EXCERPTED DATA start
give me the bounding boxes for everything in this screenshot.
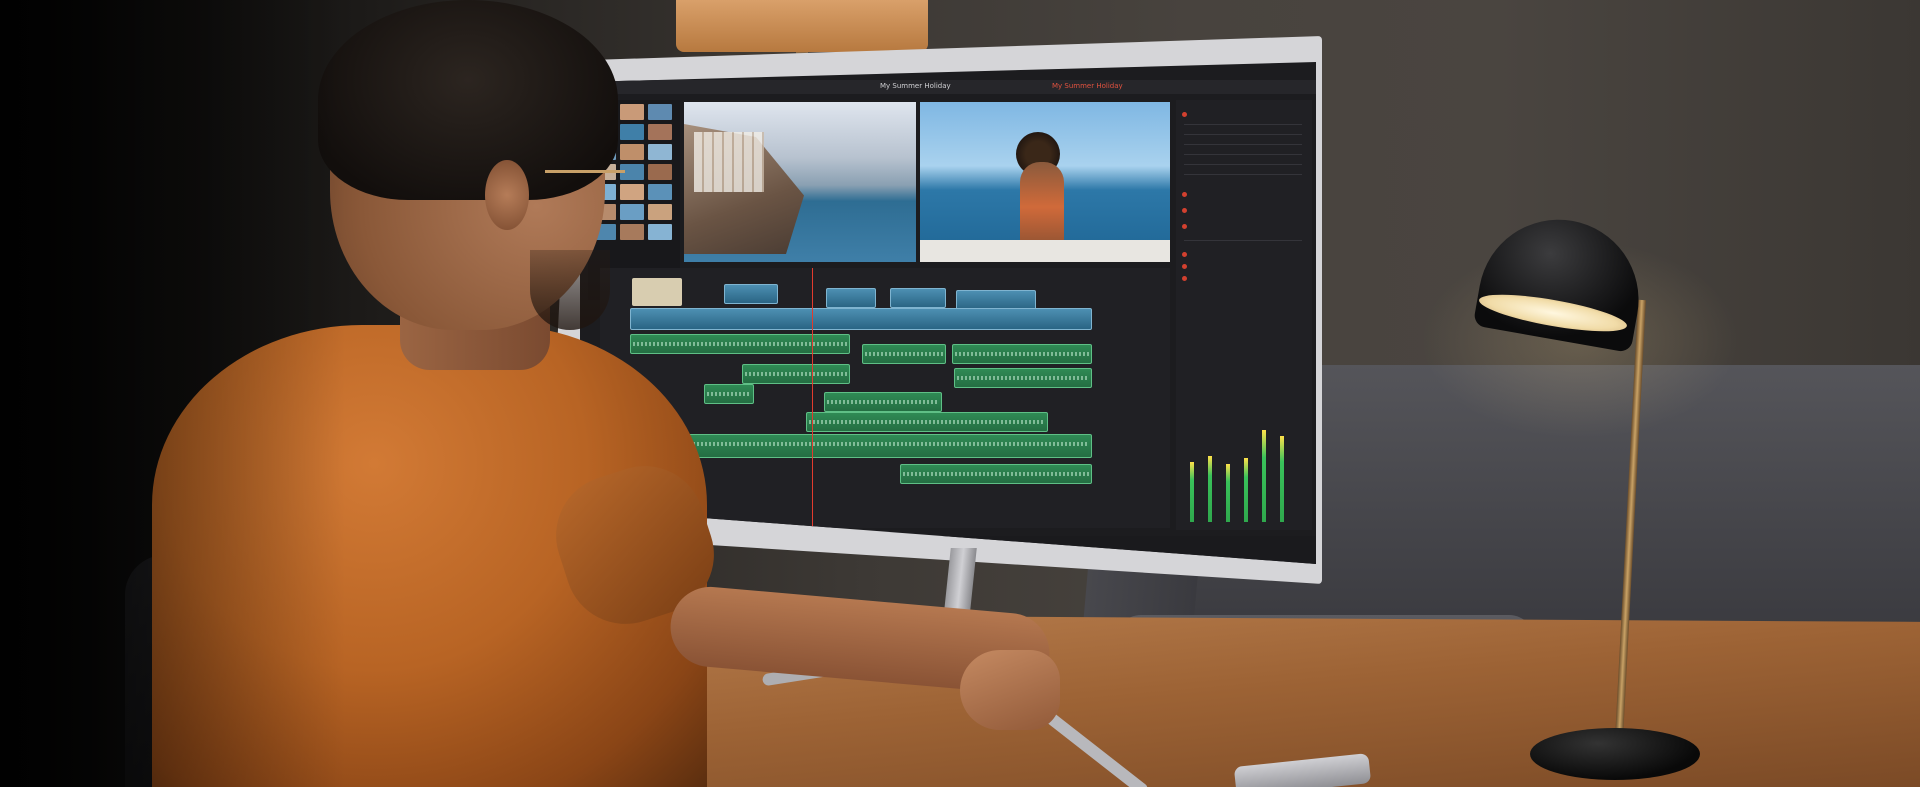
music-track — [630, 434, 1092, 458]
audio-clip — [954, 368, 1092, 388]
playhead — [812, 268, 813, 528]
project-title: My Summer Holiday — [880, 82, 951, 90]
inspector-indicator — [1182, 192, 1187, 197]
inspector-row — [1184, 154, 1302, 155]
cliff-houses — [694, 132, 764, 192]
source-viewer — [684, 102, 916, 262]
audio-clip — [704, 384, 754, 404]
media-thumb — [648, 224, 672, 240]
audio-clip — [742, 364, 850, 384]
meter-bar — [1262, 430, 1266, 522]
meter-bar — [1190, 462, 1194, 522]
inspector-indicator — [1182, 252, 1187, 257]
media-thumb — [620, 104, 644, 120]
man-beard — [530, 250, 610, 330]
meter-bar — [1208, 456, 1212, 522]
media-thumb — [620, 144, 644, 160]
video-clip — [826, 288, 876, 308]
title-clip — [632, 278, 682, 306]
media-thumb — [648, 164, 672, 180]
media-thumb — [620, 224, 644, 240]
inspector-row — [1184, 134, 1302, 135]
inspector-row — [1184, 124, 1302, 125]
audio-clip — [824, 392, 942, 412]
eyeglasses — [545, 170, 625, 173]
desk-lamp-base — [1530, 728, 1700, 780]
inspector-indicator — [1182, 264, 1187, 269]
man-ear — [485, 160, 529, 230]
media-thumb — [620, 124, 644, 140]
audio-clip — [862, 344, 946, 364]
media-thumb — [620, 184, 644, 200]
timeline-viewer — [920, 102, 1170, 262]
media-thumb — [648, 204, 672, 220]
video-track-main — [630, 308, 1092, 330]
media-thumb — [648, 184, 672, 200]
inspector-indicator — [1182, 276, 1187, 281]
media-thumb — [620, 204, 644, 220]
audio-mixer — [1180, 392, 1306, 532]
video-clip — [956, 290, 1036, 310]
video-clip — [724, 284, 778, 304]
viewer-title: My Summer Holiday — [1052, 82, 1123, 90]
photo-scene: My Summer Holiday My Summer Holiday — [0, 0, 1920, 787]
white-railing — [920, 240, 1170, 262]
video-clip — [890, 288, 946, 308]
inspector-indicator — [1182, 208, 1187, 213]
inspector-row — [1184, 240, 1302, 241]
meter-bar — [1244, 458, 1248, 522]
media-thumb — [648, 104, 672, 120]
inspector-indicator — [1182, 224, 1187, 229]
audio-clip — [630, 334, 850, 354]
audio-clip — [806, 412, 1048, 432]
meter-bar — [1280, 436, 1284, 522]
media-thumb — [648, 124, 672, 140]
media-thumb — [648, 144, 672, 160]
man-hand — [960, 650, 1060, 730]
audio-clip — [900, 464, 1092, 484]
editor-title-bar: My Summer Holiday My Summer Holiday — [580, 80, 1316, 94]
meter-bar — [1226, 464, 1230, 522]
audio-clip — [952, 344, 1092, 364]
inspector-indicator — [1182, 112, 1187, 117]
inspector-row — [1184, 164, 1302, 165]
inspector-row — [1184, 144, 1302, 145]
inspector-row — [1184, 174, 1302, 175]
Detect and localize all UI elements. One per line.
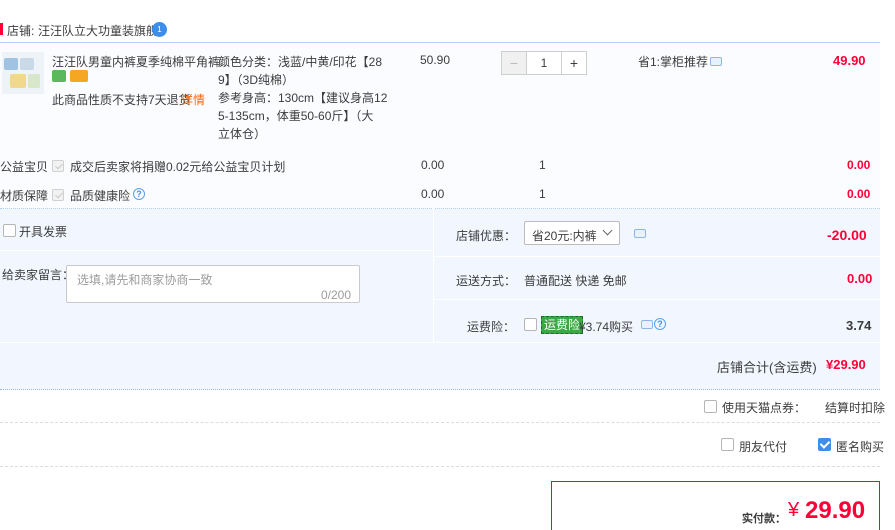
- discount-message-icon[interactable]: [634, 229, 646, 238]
EXCERPTED DATA end
WHAT THIS TASK INVOLVES:
Give all of the data above again with every "audio-clip" swapped for "sound-clip" and everything else unchanged. Leave out the pictures.

ANSWER FOR THIS EXERCISE:
give me the bounding boxes for everything in this screenshot.
music-track — [630, 434, 1092, 458]
sound-clip — [954, 368, 1092, 388]
playhead — [812, 268, 813, 528]
project-title: My Summer Holiday — [880, 82, 951, 90]
inspector-indicator — [1182, 192, 1187, 197]
inspector-row — [1184, 154, 1302, 155]
cliff-houses — [694, 132, 764, 192]
source-viewer — [684, 102, 916, 262]
sound-clip — [704, 384, 754, 404]
media-thumb — [648, 224, 672, 240]
sound-clip — [742, 364, 850, 384]
meter-bar — [1262, 430, 1266, 522]
meter-bar — [1190, 462, 1194, 522]
inspector-indicator — [1182, 252, 1187, 257]
media-thumb — [620, 104, 644, 120]
man-beard — [530, 250, 610, 330]
meter-bar — [1208, 456, 1212, 522]
media-thumb — [620, 144, 644, 160]
video-clip — [826, 288, 876, 308]
title-clip — [632, 278, 682, 306]
media-thumb — [648, 164, 672, 180]
media-thumb — [620, 224, 644, 240]
inspector-row — [1184, 134, 1302, 135]
inspector-row — [1184, 124, 1302, 125]
sound-clip — [824, 392, 942, 412]
eyeglasses — [545, 170, 625, 173]
desk-lamp-base — [1530, 728, 1700, 780]
inspector-indicator — [1182, 264, 1187, 269]
man-ear — [485, 160, 529, 230]
media-thumb — [620, 124, 644, 140]
sound-clip — [862, 344, 946, 364]
media-thumb — [620, 184, 644, 200]
timeline-viewer — [920, 102, 1170, 262]
media-thumb — [648, 204, 672, 220]
video-track-main — [630, 308, 1092, 330]
media-thumb — [648, 184, 672, 200]
inspector-indicator — [1182, 276, 1187, 281]
media-thumb — [620, 204, 644, 220]
audio-mixer — [1180, 392, 1306, 532]
video-clip — [956, 290, 1036, 310]
video-clip — [724, 284, 778, 304]
viewer-title: My Summer Holiday — [1052, 82, 1123, 90]
photo-scene: My Summer Holiday My Summer Holiday — [0, 0, 1920, 787]
white-railing — [920, 240, 1170, 262]
video-clip — [890, 288, 946, 308]
inspector-indicator — [1182, 208, 1187, 213]
inspector-row — [1184, 240, 1302, 241]
meter-bar — [1244, 458, 1248, 522]
media-thumb — [648, 104, 672, 120]
inspector-indicator — [1182, 224, 1187, 229]
sound-clip — [630, 334, 850, 354]
sound-clip — [806, 412, 1048, 432]
meter-bar — [1280, 436, 1284, 522]
media-thumb — [648, 124, 672, 140]
media-thumb — [648, 144, 672, 160]
man-hand — [960, 650, 1060, 730]
sound-clip — [900, 464, 1092, 484]
editor-title-bar: My Summer Holiday My Summer Holiday — [580, 80, 1316, 94]
meter-bar — [1226, 464, 1230, 522]
sound-clip — [952, 344, 1092, 364]
inspector-indicator — [1182, 112, 1187, 117]
inspector-row — [1184, 164, 1302, 165]
inspector-row — [1184, 144, 1302, 145]
inspector-row — [1184, 174, 1302, 175]
Detect and localize all UI elements. One per line.
- discount-message-icon[interactable]: [634, 229, 646, 238]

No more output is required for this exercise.